§ What to work on:
Locate the lines of the listing below that hold "Positive", then copy each of them.

-------- Data excerpts

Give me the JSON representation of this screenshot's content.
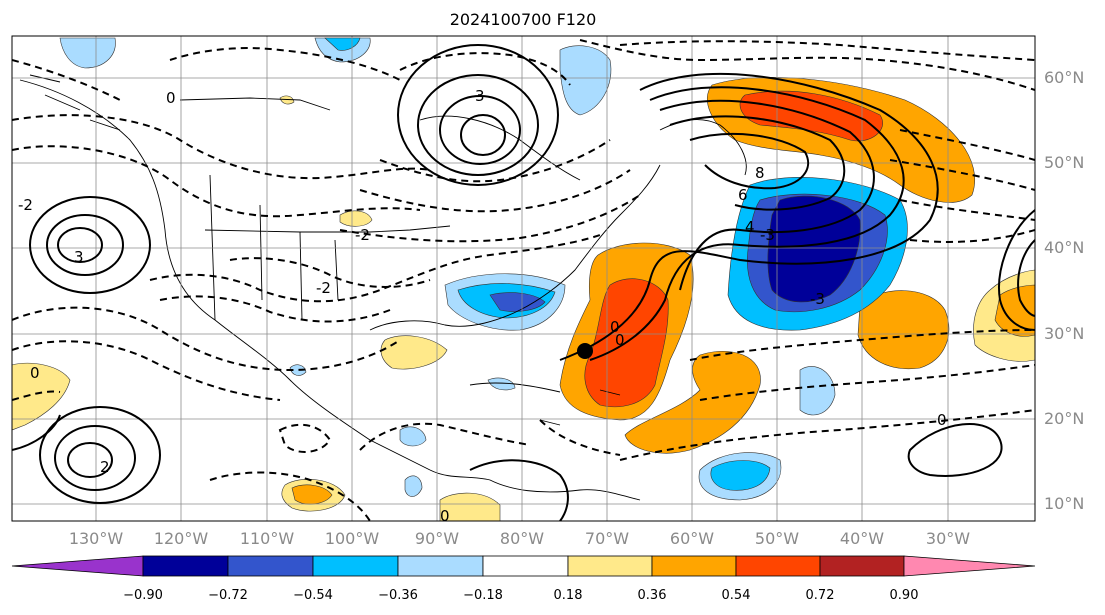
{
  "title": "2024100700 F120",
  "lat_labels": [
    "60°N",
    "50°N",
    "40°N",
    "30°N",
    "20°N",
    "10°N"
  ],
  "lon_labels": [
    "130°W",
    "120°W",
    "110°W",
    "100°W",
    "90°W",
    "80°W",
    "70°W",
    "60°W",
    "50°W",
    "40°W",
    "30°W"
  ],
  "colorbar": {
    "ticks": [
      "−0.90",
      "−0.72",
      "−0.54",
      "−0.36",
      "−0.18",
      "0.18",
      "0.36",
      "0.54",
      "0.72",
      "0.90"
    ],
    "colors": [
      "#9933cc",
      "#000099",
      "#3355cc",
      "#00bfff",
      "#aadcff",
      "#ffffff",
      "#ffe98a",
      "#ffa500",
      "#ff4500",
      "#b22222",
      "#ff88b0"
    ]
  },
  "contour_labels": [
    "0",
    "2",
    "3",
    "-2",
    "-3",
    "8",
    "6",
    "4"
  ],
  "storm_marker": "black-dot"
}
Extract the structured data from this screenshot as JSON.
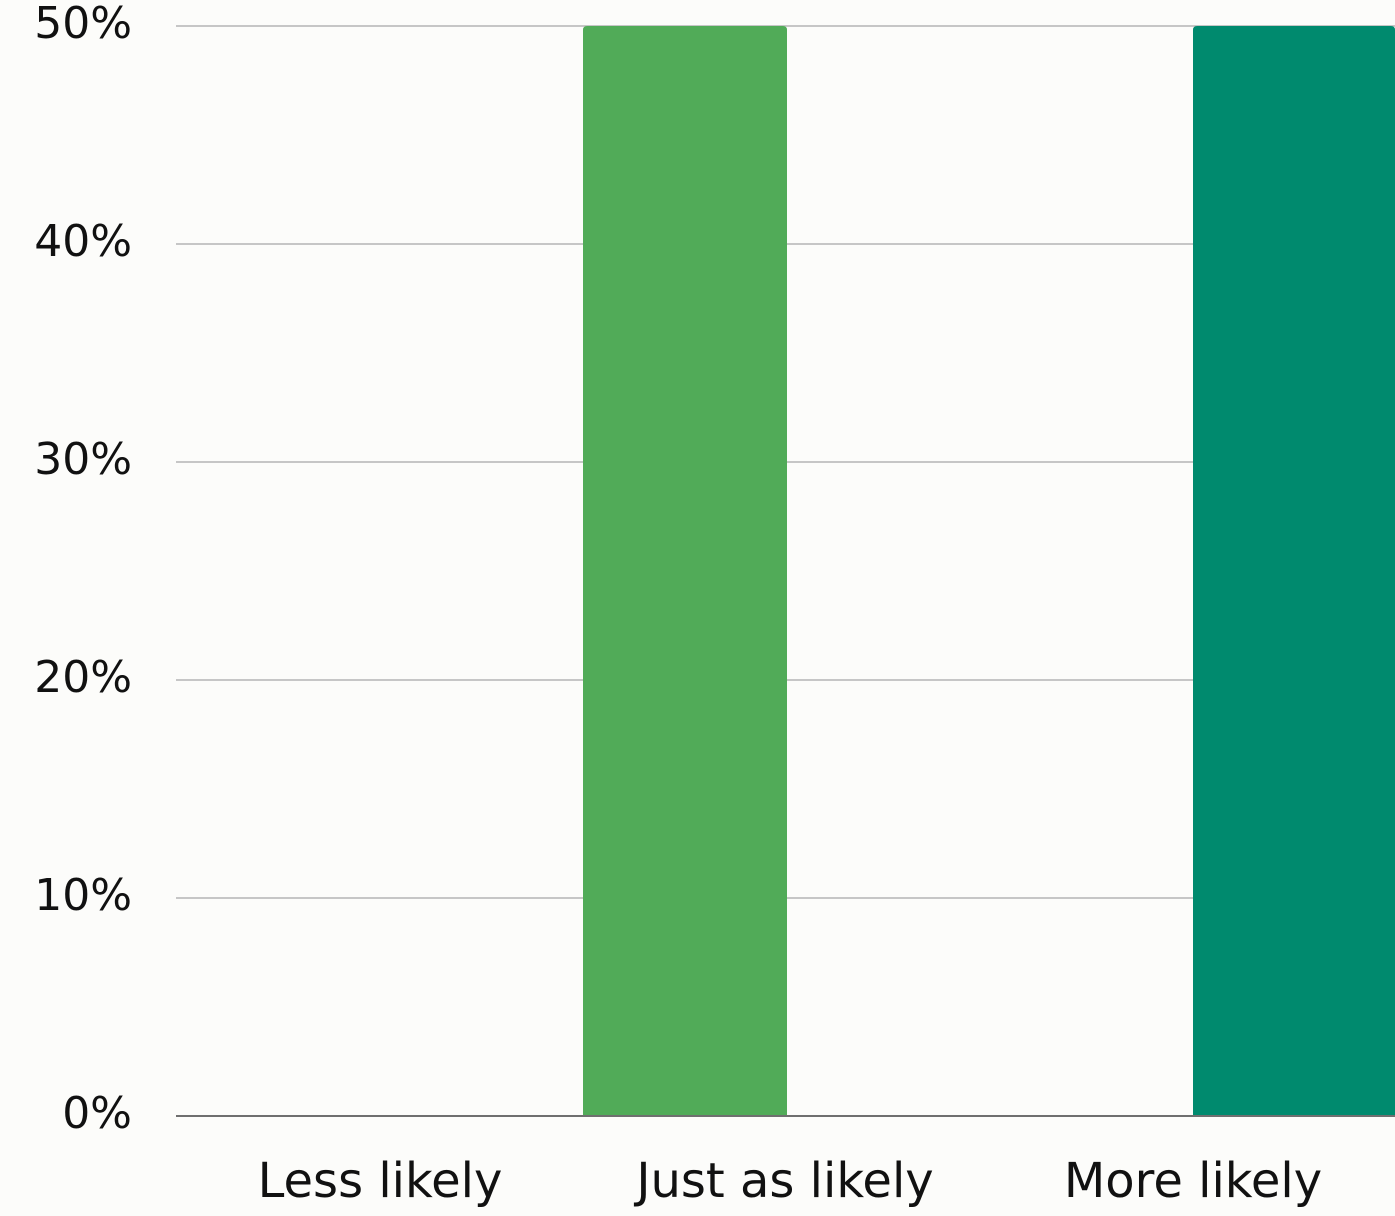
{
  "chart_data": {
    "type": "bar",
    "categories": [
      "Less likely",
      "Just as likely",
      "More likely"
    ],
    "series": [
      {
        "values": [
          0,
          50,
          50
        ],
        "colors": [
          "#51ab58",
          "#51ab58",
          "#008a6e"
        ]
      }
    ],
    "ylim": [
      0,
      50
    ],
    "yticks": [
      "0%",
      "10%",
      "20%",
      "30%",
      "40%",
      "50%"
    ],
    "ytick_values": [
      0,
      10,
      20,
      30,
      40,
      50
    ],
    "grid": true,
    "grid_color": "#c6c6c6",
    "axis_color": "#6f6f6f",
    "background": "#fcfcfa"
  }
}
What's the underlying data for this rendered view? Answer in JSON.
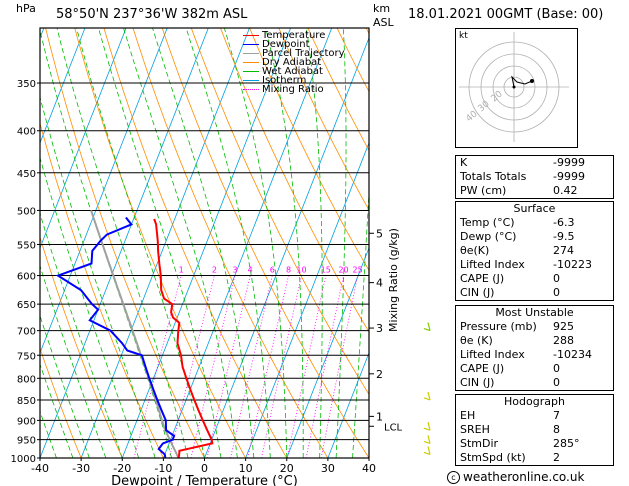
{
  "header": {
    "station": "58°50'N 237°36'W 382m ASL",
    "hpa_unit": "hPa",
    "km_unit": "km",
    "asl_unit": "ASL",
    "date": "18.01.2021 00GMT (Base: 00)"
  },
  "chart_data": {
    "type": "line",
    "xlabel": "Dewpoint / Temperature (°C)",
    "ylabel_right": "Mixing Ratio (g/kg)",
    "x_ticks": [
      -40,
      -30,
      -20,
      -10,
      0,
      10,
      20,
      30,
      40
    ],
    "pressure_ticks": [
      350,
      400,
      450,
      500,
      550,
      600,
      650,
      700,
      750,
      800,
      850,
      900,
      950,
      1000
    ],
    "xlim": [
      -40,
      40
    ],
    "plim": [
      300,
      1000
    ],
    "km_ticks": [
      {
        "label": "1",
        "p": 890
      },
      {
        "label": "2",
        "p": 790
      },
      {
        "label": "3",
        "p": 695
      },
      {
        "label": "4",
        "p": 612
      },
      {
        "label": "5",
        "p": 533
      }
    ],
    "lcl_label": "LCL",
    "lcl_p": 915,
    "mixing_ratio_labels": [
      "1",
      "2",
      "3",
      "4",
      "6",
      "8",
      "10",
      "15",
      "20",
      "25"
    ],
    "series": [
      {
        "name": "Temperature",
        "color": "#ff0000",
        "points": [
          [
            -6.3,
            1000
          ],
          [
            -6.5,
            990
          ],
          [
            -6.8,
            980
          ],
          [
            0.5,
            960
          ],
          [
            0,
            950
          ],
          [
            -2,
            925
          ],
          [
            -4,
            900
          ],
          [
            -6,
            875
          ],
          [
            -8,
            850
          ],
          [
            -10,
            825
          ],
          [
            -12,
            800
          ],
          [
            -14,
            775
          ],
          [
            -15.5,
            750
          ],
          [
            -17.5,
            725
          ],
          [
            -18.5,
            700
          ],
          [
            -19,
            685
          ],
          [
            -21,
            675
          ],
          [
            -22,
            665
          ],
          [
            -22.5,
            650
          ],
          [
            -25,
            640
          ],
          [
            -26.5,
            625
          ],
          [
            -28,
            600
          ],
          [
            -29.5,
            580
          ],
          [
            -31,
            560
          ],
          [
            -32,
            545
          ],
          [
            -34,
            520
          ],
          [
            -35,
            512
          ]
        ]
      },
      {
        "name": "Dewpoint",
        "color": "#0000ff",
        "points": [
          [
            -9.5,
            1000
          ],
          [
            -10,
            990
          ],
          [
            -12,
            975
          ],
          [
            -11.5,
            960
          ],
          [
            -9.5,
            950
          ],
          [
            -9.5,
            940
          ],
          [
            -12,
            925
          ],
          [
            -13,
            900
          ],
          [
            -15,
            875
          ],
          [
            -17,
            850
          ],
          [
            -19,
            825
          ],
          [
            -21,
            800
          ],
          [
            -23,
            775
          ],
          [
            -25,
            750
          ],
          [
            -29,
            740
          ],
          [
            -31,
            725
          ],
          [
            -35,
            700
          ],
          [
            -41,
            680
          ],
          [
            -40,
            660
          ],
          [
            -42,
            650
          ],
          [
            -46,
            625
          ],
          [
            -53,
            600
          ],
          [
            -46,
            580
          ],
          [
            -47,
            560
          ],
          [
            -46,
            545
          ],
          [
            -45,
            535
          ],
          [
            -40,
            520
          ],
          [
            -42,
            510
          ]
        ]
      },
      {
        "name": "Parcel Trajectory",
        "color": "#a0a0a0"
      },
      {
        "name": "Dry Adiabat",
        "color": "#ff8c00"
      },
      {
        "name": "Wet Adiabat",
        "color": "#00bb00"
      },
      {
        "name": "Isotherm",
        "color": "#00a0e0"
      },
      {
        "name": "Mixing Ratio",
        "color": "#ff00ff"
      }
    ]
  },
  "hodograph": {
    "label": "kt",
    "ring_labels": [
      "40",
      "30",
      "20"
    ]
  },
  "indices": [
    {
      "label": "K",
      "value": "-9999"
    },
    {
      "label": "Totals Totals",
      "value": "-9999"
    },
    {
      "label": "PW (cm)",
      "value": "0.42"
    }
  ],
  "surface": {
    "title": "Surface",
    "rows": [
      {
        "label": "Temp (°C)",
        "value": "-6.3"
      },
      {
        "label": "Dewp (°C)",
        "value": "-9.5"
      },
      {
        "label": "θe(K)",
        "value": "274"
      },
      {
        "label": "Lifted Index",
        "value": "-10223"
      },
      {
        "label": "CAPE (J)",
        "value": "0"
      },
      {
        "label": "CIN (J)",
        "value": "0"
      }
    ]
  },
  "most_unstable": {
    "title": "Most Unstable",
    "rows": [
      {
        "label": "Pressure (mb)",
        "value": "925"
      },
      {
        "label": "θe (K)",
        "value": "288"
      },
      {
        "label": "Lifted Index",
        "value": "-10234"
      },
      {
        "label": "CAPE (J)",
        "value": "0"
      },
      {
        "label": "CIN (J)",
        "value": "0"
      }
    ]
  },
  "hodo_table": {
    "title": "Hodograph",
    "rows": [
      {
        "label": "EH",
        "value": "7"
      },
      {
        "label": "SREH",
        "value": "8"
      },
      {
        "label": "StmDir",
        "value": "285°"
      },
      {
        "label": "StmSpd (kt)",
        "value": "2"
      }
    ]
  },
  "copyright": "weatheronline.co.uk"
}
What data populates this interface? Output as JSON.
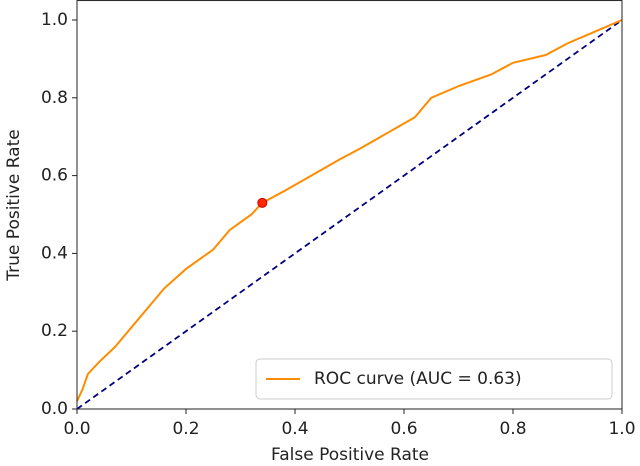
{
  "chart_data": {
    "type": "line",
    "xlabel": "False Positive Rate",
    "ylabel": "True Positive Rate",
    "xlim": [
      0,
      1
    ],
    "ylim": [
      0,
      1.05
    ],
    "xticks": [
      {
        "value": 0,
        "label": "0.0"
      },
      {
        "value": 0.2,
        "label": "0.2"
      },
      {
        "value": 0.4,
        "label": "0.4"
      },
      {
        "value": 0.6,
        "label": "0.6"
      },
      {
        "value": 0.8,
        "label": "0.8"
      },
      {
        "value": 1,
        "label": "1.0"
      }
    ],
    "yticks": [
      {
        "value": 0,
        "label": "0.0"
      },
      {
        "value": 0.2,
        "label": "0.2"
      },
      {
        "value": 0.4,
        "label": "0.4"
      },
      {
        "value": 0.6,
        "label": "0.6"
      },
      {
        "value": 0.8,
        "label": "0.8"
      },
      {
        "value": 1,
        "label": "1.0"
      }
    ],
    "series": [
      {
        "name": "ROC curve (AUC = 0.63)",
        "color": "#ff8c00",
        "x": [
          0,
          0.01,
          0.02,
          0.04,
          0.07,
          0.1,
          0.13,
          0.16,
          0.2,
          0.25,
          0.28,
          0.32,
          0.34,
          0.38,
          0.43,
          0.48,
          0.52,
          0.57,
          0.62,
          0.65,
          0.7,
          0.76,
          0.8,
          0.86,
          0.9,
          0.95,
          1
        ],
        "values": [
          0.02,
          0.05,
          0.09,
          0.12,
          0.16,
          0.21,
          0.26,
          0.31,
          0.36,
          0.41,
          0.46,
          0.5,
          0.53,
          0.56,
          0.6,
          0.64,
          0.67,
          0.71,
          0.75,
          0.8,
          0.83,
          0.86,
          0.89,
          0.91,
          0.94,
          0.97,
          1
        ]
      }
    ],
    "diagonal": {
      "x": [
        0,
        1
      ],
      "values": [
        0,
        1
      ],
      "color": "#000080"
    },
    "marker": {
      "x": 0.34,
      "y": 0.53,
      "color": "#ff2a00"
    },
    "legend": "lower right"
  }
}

----------------

§ Exercise result:
    "xlabel": "False Positive Rate",
    "ylabel": "True Positive Rate",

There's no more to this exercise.